## What is asked
Quote the lines below exactly, from the one that holds "Read out every word on this page." through the final line of the records, and only those.

## Listed entries
▬▬▬

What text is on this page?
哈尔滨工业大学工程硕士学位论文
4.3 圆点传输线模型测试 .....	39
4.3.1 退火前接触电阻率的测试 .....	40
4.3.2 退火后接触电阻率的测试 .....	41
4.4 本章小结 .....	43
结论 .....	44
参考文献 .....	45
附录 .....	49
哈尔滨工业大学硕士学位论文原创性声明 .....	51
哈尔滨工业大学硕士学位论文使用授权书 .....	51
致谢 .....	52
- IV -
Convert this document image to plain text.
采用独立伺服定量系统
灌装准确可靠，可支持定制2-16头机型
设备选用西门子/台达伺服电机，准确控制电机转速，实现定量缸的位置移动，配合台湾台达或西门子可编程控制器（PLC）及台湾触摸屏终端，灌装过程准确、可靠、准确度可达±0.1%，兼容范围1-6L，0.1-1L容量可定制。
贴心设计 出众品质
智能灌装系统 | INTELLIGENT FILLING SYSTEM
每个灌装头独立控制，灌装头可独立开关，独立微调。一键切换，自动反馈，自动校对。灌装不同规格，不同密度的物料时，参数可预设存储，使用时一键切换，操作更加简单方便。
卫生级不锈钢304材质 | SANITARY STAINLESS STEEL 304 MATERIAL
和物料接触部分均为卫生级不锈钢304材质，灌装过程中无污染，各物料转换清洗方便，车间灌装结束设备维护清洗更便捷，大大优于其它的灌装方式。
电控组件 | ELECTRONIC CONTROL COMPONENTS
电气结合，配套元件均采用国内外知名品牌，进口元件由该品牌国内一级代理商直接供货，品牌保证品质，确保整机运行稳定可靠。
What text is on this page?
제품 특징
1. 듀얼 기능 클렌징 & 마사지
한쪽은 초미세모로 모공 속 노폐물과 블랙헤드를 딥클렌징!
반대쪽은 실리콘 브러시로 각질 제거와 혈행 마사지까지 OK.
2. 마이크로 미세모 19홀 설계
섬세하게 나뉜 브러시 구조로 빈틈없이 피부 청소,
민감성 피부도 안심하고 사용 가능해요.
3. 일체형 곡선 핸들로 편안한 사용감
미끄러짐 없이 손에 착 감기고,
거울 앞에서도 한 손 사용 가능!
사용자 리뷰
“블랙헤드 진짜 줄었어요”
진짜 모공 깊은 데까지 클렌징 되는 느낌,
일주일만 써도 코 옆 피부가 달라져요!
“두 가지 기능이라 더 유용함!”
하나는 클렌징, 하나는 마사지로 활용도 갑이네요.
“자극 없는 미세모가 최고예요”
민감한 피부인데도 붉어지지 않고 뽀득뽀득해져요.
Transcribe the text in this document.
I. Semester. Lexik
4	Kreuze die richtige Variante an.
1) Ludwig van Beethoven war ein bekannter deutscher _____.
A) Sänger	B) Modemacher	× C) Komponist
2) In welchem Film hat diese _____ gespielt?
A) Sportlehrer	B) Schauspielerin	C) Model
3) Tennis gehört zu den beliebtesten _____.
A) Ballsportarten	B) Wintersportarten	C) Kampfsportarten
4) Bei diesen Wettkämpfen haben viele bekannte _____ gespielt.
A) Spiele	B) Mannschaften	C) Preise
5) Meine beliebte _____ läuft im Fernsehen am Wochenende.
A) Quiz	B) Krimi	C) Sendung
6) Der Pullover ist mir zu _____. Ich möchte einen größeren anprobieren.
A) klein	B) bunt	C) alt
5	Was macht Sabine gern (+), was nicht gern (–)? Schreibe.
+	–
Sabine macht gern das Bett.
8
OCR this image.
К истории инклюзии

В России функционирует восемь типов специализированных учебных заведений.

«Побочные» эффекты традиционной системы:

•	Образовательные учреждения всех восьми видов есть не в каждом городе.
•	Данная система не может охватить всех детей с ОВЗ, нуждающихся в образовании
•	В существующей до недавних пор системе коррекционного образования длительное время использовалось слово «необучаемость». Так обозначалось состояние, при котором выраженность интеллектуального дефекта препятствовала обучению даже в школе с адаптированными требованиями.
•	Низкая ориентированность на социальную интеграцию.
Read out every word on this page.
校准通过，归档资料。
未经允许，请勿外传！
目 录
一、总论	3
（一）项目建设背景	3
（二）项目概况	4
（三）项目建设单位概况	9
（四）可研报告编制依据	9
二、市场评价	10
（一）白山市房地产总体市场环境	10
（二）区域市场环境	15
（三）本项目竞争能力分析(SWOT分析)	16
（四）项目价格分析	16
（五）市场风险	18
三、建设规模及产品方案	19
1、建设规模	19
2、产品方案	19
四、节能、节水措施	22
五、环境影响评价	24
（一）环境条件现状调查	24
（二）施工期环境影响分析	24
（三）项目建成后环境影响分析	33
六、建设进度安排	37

▬▬▬

## Problem solution
Read out every word on this page.
校准通过，归档资料。
未经允许，请勿外传！
目 录
一、总论	3
（一）项目建设背景	3
（二）项目概况	4
（三）项目建设单位概况	9
（四）可研报告编制依据	9
二、市场评价	10
（一）白山市房地产总体市场环境	10
（二）区域市场环境	15
（三）本项目竞争能力分析(SWOT分析)	16
（四）项目价格分析	16
（五）市场风险	18
三、建设规模及产品方案	19
1、建设规模	19
2、产品方案	19
四、节能、节水措施	22
五、环境影响评价	24
（一）环境条件现状调查	24
（二）施工期环境影响分析	24
（三）项目建成后环境影响分析	33
六、建设进度安排	37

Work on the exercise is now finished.